◆ **INSTRUCTIONS FOR THE TASK**: Among the records below, find the lines with the word "Nishiguchi" and copy them.

◆ **Page transcription records**:

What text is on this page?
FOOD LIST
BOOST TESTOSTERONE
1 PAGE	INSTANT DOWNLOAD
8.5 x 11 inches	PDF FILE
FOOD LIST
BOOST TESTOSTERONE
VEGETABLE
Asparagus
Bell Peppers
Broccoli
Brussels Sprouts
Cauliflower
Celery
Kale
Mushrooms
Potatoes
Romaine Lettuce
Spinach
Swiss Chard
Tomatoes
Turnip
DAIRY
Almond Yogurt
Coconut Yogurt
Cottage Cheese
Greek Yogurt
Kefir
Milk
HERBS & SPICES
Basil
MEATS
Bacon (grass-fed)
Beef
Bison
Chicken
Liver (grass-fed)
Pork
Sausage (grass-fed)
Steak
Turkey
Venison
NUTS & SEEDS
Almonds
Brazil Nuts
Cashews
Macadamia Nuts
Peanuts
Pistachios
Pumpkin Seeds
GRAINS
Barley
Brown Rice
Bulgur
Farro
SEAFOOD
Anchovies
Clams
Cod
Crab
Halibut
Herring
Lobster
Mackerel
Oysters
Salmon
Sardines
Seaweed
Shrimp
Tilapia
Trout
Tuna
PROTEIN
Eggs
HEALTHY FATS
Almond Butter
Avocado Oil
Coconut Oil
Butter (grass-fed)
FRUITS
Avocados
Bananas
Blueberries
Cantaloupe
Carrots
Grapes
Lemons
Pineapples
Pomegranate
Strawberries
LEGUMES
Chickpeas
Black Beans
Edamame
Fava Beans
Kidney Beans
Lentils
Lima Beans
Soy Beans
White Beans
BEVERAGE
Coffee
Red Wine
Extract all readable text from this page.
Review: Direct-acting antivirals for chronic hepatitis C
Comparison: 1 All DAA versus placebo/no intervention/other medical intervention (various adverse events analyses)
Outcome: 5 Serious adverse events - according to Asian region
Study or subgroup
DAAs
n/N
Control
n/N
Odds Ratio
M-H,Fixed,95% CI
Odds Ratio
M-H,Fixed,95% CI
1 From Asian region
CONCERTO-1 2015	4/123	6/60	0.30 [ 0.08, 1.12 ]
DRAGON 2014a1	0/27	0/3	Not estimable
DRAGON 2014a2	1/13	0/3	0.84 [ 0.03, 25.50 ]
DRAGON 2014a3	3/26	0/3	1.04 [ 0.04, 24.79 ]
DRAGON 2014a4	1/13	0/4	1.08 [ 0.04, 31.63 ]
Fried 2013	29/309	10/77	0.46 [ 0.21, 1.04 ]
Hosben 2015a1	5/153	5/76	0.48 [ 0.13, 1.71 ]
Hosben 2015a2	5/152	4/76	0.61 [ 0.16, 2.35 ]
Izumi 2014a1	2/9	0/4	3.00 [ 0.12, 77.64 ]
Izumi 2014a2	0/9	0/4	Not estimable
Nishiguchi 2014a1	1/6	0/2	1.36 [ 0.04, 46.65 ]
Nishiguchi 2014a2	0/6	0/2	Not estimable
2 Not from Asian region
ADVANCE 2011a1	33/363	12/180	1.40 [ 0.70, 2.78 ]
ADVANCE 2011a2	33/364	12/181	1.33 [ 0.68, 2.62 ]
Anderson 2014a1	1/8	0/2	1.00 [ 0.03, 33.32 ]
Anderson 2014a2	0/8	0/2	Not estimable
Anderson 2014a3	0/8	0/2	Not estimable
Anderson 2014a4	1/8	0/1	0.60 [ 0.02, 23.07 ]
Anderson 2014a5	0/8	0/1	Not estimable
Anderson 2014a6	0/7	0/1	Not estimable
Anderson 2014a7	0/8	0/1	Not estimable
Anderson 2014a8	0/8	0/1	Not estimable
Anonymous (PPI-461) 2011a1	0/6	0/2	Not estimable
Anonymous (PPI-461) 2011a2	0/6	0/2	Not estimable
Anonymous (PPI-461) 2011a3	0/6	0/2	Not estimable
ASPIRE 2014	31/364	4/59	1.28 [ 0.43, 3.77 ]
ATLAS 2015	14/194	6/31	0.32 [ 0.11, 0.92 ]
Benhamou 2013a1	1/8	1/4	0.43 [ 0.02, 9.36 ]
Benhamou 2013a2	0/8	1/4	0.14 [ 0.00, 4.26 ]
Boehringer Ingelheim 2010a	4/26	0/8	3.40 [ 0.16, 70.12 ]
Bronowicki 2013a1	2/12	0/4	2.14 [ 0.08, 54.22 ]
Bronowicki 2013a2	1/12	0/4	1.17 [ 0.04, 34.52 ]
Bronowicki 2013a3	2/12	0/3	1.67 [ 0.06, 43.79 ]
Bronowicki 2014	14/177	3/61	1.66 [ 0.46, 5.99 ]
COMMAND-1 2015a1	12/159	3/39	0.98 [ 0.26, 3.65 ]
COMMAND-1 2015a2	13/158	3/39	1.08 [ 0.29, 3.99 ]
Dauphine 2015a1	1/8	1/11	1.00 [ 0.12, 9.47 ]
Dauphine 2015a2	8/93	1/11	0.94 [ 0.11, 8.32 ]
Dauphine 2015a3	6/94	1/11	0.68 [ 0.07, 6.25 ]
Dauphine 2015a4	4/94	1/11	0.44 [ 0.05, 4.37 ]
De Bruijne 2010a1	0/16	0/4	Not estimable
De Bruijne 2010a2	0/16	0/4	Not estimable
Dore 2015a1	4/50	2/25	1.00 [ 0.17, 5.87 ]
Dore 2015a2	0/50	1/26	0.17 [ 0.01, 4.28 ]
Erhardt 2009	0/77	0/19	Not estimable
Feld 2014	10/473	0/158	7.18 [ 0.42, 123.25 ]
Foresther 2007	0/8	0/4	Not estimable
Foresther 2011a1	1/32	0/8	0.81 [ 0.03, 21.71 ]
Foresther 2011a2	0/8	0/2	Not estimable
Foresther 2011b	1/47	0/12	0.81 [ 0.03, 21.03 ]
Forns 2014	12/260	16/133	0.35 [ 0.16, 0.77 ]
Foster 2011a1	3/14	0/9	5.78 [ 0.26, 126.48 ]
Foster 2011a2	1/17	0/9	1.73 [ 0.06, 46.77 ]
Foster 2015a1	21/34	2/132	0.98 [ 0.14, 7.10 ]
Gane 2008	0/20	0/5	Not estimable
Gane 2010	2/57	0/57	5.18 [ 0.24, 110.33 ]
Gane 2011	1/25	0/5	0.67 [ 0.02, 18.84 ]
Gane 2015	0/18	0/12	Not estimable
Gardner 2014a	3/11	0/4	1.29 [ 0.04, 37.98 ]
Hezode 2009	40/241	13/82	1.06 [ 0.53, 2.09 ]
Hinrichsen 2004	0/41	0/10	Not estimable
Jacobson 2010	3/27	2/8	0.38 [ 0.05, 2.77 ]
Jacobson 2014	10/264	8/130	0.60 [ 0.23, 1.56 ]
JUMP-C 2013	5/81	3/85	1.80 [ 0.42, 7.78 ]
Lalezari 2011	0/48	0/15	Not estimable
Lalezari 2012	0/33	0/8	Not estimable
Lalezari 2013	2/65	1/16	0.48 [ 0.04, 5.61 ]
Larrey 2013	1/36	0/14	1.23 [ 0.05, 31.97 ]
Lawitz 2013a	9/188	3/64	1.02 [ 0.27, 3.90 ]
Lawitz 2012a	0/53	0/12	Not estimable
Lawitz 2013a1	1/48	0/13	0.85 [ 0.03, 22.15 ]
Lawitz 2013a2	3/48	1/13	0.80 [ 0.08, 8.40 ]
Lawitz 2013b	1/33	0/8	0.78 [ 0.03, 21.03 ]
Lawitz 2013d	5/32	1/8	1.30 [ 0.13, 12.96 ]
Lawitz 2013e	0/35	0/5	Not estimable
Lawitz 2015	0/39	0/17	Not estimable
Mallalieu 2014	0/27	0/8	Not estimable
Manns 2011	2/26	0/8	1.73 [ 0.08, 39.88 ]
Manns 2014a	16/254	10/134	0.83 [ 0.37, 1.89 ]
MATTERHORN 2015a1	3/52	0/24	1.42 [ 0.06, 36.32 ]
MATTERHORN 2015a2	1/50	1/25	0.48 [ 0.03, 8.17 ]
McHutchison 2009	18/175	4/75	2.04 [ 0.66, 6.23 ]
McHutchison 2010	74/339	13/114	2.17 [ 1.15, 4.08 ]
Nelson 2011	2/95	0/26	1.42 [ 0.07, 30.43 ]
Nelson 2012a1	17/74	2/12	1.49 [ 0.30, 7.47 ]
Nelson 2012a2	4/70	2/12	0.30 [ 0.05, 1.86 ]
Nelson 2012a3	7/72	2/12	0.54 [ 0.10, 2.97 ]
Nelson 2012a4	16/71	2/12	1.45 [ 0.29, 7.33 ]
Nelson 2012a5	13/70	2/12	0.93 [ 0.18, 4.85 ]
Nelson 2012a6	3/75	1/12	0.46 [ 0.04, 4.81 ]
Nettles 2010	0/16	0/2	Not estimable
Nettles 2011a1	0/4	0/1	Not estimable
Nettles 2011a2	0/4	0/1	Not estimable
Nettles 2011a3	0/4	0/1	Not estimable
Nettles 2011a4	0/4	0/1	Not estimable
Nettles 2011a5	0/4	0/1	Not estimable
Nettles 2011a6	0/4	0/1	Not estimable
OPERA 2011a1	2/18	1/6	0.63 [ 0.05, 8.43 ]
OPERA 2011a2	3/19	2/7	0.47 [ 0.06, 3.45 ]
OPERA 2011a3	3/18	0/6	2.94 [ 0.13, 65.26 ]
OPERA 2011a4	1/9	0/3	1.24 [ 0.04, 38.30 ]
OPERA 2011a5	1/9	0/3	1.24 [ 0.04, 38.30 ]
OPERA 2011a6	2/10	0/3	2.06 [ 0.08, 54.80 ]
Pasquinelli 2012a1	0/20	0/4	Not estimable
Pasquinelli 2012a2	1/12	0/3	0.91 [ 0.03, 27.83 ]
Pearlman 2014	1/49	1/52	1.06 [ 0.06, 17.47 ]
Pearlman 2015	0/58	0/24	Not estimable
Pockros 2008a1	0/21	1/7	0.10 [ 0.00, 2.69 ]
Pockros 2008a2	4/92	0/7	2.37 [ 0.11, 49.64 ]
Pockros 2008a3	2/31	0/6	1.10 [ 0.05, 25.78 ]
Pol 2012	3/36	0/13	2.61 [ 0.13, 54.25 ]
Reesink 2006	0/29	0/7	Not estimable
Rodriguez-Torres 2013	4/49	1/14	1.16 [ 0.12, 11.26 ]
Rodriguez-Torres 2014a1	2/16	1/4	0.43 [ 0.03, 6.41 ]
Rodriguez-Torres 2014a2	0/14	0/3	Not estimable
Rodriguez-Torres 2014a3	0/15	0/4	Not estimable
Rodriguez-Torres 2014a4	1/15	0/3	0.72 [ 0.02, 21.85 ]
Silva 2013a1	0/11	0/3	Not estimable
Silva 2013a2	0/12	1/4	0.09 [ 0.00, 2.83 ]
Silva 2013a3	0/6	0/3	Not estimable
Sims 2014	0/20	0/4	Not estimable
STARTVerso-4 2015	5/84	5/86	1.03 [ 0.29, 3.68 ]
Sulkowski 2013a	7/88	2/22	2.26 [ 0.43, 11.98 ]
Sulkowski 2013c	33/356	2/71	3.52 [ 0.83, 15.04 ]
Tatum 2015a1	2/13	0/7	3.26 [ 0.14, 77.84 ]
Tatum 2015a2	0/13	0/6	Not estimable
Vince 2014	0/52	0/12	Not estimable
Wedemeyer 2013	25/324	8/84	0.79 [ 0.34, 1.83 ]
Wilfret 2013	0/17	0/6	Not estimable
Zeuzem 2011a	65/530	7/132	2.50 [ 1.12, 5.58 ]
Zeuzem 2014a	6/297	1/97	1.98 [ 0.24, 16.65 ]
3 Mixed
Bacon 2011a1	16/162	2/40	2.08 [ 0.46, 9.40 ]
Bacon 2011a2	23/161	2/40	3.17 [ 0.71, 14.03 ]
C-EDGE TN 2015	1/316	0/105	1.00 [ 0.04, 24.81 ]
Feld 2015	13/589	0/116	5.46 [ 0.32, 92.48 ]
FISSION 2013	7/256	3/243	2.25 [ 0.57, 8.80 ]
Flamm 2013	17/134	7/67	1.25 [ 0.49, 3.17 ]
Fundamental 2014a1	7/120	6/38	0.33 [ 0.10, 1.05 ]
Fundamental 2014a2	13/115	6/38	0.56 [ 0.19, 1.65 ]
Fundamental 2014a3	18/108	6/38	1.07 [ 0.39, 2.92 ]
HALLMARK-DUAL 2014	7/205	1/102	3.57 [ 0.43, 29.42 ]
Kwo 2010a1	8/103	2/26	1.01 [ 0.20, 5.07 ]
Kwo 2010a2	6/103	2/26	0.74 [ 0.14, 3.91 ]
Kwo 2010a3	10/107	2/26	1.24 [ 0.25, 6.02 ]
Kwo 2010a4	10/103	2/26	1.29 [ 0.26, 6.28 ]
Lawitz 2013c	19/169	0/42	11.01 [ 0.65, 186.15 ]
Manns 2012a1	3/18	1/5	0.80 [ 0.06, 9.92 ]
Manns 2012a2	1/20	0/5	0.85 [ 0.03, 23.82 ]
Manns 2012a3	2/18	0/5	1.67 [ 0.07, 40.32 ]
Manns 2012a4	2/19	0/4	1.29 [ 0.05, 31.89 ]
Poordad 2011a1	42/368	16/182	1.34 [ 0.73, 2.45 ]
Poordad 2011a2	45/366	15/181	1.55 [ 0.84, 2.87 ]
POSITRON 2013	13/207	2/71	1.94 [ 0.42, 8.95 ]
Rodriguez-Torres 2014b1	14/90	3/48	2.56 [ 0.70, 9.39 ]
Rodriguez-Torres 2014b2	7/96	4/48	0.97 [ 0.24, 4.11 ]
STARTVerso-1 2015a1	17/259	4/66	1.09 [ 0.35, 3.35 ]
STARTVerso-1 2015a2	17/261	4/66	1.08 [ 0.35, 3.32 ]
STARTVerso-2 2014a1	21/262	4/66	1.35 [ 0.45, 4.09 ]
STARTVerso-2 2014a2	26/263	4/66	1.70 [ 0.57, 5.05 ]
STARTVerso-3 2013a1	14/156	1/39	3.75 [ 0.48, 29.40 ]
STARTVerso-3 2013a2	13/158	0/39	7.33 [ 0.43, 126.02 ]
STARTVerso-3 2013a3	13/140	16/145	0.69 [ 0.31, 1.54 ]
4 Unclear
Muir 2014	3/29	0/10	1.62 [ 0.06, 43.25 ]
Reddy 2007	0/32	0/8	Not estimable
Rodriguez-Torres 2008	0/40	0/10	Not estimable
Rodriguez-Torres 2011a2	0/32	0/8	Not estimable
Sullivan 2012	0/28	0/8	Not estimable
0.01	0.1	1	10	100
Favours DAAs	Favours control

◆ **REPLY TO THE TASK**:
Nishiguchi 2014a1	1/6	0/2	1.36 [ 0.04, 46.65 ]
Nishiguchi 2014a2	0/6	0/2	Not estimable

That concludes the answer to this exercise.